→ **Job**: Copy out all the data, word for word.

→ **Excerpted records**:
□ □ □ □ □

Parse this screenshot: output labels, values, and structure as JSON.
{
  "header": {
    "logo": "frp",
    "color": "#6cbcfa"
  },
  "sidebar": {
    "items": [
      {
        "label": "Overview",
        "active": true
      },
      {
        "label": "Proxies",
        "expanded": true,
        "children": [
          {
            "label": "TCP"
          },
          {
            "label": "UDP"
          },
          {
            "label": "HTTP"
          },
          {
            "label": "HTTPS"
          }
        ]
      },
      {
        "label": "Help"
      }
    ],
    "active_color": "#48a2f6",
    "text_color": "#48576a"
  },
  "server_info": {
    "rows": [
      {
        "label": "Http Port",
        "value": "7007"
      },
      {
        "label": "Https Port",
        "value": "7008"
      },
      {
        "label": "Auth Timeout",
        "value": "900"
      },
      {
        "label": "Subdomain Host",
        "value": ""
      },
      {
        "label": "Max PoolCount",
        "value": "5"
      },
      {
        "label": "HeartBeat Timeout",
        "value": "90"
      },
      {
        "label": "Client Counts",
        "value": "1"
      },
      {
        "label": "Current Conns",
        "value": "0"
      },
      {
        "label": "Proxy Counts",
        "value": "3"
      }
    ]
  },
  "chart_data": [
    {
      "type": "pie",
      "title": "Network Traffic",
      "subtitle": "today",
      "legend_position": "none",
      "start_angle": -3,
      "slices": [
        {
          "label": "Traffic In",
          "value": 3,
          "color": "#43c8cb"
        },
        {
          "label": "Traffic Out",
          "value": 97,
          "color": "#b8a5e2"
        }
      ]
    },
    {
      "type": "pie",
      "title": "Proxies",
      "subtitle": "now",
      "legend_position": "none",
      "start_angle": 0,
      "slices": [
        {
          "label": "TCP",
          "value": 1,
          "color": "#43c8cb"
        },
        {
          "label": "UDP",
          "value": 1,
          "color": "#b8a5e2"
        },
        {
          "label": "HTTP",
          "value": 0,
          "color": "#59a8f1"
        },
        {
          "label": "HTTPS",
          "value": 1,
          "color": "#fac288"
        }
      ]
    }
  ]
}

□ □ □ □ □

→ **Reply**:
Parse this screenshot: output labels, values, and structure as JSON.
{
  "header": {
    "logo": "frp",
    "color": "#6cbcfa"
  },
  "sidebar": {
    "items": [
      {
        "label": "Overview",
        "active": true
      },
      {
        "label": "Proxies",
        "expanded": true,
        "children": [
          {
            "label": "TCP"
          },
          {
            "label": "UDP"
          },
          {
            "label": "HTTP"
          },
          {
            "label": "HTTPS"
          }
        ]
      },
      {
        "label": "Help"
      }
    ],
    "active_color": "#48a2f6",
    "text_color": "#48576a"
  },
  "server_info": {
    "rows": [
      {
        "label": "Http Port",
        "value": "7007"
      },
      {
        "label": "Https Port",
        "value": "7008"
      },
      {
        "label": "Auth Timeout",
        "value": "900"
      },
      {
        "label": "Subdomain Host",
        "value": ""
      },
      {
        "label": "Max PoolCount",
        "value": "5"
      },
      {
        "label": "HeartBeat Timeout",
        "value": "90"
      },
      {
        "label": "Client Counts",
        "value": "1"
      },
      {
        "label": "Current Conns",
        "value": "0"
      },
      {
        "label": "Proxy Counts",
        "value": "3"
      }
    ]
  },
  "chart_data": [
    {
      "type": "pie",
      "title": "Network Traffic",
      "subtitle": "today",
      "legend_position": "none",
      "start_angle": -3,
      "slices": [
        {
          "label": "Traffic In",
          "value": 3,
          "color": "#43c8cb"
        },
        {
          "label": "Traffic Out",
          "value": 97,
          "color": "#b8a5e2"
        }
      ]
    },
    {
      "type": "pie",
      "title": "Proxies",
      "subtitle": "now",
      "legend_position": "none",
      "start_angle": 0,
      "slices": [
        {
          "label": "TCP",
          "value": 1,
          "color": "#43c8cb"
        },
        {
          "label": "UDP",
          "value": 1,
          "color": "#b8a5e2"
        },
        {
          "label": "HTTP",
          "value": 0,
          "color": "#59a8f1"
        },
        {
          "label": "HTTPS",
          "value": 1,
          "color": "#fac288"
        }
      ]
    }
  ]
}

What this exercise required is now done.